WRITTEN INSTRUCTION: Answer with one number: how many lines hold the string "observations".

RECORDS SHOWN:

==================================================

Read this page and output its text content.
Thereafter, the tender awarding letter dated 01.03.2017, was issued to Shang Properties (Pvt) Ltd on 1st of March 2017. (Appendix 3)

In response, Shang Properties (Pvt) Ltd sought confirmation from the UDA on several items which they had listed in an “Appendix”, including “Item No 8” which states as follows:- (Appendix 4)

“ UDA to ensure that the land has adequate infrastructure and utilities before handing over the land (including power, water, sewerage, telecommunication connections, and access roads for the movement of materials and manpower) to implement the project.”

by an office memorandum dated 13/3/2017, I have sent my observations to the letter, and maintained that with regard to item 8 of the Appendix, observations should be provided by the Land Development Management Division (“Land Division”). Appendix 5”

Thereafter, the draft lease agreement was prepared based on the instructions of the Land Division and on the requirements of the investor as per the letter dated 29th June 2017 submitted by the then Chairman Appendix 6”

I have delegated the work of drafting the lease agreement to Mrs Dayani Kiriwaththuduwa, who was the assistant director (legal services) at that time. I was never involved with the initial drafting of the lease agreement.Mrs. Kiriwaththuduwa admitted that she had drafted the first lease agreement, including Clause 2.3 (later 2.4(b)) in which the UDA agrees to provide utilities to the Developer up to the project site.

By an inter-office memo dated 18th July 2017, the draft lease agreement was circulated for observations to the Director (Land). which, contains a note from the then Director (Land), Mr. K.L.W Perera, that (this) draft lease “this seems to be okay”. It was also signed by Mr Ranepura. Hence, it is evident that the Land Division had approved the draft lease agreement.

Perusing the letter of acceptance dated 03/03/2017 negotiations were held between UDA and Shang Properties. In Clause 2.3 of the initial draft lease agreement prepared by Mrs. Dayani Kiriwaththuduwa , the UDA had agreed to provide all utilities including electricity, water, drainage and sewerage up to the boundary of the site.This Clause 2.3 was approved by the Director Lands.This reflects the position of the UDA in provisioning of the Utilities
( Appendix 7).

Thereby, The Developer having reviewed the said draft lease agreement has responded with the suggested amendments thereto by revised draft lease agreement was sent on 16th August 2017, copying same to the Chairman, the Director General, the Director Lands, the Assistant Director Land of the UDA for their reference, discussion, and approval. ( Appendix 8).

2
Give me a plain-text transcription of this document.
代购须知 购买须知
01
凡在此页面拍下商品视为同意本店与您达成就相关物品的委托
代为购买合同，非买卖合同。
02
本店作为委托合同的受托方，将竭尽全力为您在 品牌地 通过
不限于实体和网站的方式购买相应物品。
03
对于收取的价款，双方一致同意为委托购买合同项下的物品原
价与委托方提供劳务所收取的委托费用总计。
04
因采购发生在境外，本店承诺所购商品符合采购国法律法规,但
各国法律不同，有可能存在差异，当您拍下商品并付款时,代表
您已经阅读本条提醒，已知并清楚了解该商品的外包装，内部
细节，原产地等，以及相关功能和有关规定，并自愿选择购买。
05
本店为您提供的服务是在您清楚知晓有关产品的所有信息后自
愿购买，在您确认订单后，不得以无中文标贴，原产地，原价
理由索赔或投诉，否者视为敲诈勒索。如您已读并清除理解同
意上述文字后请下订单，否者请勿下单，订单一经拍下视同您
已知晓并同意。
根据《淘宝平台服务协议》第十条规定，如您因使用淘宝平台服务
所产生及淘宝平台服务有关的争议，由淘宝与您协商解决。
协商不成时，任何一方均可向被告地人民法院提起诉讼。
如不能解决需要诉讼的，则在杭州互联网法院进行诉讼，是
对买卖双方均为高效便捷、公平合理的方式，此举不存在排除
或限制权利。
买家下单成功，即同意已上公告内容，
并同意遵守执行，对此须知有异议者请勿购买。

==================================================

RESPONSE TO THE TASK: 2